━━ TASK INPUTS
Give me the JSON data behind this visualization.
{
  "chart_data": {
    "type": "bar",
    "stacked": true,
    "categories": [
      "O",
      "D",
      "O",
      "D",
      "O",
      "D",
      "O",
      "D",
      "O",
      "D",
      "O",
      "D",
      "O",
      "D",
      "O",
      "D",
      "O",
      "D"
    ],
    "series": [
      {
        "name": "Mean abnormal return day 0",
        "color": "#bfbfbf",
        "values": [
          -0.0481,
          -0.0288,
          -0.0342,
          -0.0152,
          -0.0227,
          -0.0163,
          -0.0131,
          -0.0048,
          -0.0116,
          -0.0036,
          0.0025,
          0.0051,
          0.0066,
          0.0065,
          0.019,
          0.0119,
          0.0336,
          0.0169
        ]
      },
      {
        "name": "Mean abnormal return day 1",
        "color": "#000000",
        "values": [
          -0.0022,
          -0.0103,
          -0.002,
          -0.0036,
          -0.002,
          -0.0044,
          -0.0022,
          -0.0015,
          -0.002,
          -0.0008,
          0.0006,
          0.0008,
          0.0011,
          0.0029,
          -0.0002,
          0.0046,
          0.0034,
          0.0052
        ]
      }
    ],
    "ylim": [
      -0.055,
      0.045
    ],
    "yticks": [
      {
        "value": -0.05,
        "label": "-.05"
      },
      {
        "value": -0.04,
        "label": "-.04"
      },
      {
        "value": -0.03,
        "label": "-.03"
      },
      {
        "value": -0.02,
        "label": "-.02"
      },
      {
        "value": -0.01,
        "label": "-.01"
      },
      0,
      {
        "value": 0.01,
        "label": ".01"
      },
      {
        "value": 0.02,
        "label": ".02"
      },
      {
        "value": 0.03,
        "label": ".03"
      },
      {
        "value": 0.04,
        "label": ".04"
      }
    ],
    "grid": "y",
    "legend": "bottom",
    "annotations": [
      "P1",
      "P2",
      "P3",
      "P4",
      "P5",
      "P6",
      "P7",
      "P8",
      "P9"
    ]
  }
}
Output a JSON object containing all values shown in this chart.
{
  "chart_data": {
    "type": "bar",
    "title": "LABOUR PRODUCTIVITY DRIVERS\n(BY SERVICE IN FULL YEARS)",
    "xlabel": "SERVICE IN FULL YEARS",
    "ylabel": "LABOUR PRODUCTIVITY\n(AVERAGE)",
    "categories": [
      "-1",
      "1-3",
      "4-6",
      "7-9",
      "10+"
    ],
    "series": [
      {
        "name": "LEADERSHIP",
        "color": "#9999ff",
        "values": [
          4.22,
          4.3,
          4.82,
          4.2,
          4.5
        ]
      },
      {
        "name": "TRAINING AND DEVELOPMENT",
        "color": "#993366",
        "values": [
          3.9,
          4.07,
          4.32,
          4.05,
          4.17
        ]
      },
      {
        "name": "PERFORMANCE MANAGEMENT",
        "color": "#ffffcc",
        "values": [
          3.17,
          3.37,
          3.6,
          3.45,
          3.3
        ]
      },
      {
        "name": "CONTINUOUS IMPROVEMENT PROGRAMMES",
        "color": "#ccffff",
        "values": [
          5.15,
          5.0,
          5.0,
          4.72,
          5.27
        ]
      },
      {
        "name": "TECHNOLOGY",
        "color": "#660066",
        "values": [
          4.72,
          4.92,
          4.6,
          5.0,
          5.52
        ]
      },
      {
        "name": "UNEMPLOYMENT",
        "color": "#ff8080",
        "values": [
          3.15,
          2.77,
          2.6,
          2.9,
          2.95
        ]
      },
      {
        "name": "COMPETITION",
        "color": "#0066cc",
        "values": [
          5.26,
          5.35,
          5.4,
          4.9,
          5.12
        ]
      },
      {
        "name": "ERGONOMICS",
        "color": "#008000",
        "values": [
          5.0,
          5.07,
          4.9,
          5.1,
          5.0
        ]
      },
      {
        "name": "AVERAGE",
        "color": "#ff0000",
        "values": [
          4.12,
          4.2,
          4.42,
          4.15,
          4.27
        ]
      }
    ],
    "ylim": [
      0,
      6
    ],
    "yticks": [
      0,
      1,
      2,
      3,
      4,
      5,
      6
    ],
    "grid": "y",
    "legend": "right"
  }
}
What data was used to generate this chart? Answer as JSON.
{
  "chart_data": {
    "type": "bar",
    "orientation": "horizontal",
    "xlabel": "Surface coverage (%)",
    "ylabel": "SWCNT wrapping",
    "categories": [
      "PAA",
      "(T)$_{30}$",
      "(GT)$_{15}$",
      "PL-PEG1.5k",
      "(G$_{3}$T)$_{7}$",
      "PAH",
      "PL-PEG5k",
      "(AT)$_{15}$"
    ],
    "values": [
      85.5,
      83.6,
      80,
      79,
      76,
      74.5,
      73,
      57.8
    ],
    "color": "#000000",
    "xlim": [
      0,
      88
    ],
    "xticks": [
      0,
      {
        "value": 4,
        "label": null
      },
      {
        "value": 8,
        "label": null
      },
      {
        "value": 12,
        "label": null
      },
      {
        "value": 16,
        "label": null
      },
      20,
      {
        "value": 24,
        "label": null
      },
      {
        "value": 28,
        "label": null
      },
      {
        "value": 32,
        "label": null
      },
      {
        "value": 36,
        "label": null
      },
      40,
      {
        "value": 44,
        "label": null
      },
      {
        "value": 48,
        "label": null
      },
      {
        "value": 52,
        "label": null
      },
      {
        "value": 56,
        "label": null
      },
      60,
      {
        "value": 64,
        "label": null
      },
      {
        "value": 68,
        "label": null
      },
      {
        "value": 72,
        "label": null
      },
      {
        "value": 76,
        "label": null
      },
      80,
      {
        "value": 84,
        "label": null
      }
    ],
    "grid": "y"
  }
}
━━━━
TASK INSTRUCTIONS: Retype the material in full, character for character.

RESPONSE TO THIS EXERCISE:
Give me the JSON data behind this visualization.
{
  "chart_data": {
    "type": "bar",
    "stacked": true,
    "categories": [
      "O",
      "D",
      "O",
      "D",
      "O",
      "D",
      "O",
      "D",
      "O",
      "D",
      "O",
      "D",
      "O",
      "D",
      "O",
      "D",
      "O",
      "D"
    ],
    "series": [
      {
        "name": "Mean abnormal return day 0",
        "color": "#bfbfbf",
        "values": [
          -0.0481,
          -0.0288,
          -0.0342,
          -0.0152,
          -0.0227,
          -0.0163,
          -0.0131,
          -0.0048,
          -0.0116,
          -0.0036,
          0.0025,
          0.0051,
          0.0066,
          0.0065,
          0.019,
          0.0119,
          0.0336,
          0.0169
        ]
      },
      {
        "name": "Mean abnormal return day 1",
        "color": "#000000",
        "values": [
          -0.0022,
          -0.0103,
          -0.002,
          -0.0036,
          -0.002,
          -0.0044,
          -0.0022,
          -0.0015,
          -0.002,
          -0.0008,
          0.0006,
          0.0008,
          0.0011,
          0.0029,
          -0.0002,
          0.0046,
          0.0034,
          0.0052
        ]
      }
    ],
    "ylim": [
      -0.055,
      0.045
    ],
    "yticks": [
      {
        "value": -0.05,
        "label": "-.05"
      },
      {
        "value": -0.04,
        "label": "-.04"
      },
      {
        "value": -0.03,
        "label": "-.03"
      },
      {
        "value": -0.02,
        "label": "-.02"
      },
      {
        "value": -0.01,
        "label": "-.01"
      },
      0,
      {
        "value": 0.01,
        "label": ".01"
      },
      {
        "value": 0.02,
        "label": ".02"
      },
      {
        "value": 0.03,
        "label": ".03"
      },
      {
        "value": 0.04,
        "label": ".04"
      }
    ],
    "grid": "y",
    "legend": "bottom",
    "annotations": [
      "P1",
      "P2",
      "P3",
      "P4",
      "P5",
      "P6",
      "P7",
      "P8",
      "P9"
    ]
  }
}
Output a JSON object containing all values shown in this chart.
{
  "chart_data": {
    "type": "bar",
    "title": "LABOUR PRODUCTIVITY DRIVERS\n(BY SERVICE IN FULL YEARS)",
    "xlabel": "SERVICE IN FULL YEARS",
    "ylabel": "LABOUR PRODUCTIVITY\n(AVERAGE)",
    "categories": [
      "-1",
      "1-3",
      "4-6",
      "7-9",
      "10+"
    ],
    "series": [
      {
        "name": "LEADERSHIP",
        "color": "#9999ff",
        "values": [
          4.22,
          4.3,
          4.82,
          4.2,
          4.5
        ]
      },
      {
        "name": "TRAINING AND DEVELOPMENT",
        "color": "#993366",
        "values": [
          3.9,
          4.07,
          4.32,
          4.05,
          4.17
        ]
      },
      {
        "name": "PERFORMANCE MANAGEMENT",
        "color": "#ffffcc",
        "values": [
          3.17,
          3.37,
          3.6,
          3.45,
          3.3
        ]
      },
      {
        "name": "CONTINUOUS IMPROVEMENT PROGRAMMES",
        "color": "#ccffff",
        "values": [
          5.15,
          5.0,
          5.0,
          4.72,
          5.27
        ]
      },
      {
        "name": "TECHNOLOGY",
        "color": "#660066",
        "values": [
          4.72,
          4.92,
          4.6,
          5.0,
          5.52
        ]
      },
      {
        "name": "UNEMPLOYMENT",
        "color": "#ff8080",
        "values": [
          3.15,
          2.77,
          2.6,
          2.9,
          2.95
        ]
      },
      {
        "name": "COMPETITION",
        "color": "#0066cc",
        "values": [
          5.26,
          5.35,
          5.4,
          4.9,
          5.12
        ]
      },
      {
        "name": "ERGONOMICS",
        "color": "#008000",
        "values": [
          5.0,
          5.07,
          4.9,
          5.1,
          5.0
        ]
      },
      {
        "name": "AVERAGE",
        "color": "#ff0000",
        "values": [
          4.12,
          4.2,
          4.42,
          4.15,
          4.27
        ]
      }
    ],
    "ylim": [
      0,
      6
    ],
    "yticks": [
      0,
      1,
      2,
      3,
      4,
      5,
      6
    ],
    "grid": "y",
    "legend": "right"
  }
}
What data was used to generate this chart? Answer as JSON.
{
  "chart_data": {
    "type": "bar",
    "orientation": "horizontal",
    "xlabel": "Surface coverage (%)",
    "ylabel": "SWCNT wrapping",
    "categories": [
      "PAA",
      "(T)$_{30}$",
      "(GT)$_{15}$",
      "PL-PEG1.5k",
      "(G$_{3}$T)$_{7}$",
      "PAH",
      "PL-PEG5k",
      "(AT)$_{15}$"
    ],
    "values": [
      85.5,
      83.6,
      80,
      79,
      76,
      74.5,
      73,
      57.8
    ],
    "color": "#000000",
    "xlim": [
      0,
      88
    ],
    "xticks": [
      0,
      {
        "value": 4,
        "label": null
      },
      {
        "value": 8,
        "label": null
      },
      {
        "value": 12,
        "label": null
      },
      {
        "value": 16,
        "label": null
      },
      20,
      {
        "value": 24,
        "label": null
      },
      {
        "value": 28,
        "label": null
      },
      {
        "value": 32,
        "label": null
      },
      {
        "value": 36,
        "label": null
      },
      40,
      {
        "value": 44,
        "label": null
      },
      {
        "value": 48,
        "label": null
      },
      {
        "value": 52,
        "label": null
      },
      {
        "value": 56,
        "label": null
      },
      60,
      {
        "value": 64,
        "label": null
      },
      {
        "value": 68,
        "label": null
      },
      {
        "value": 72,
        "label": null
      },
      {
        "value": 76,
        "label": null
      },
      80,
      {
        "value": 84,
        "label": null
      }
    ],
    "grid": "y"
  }
}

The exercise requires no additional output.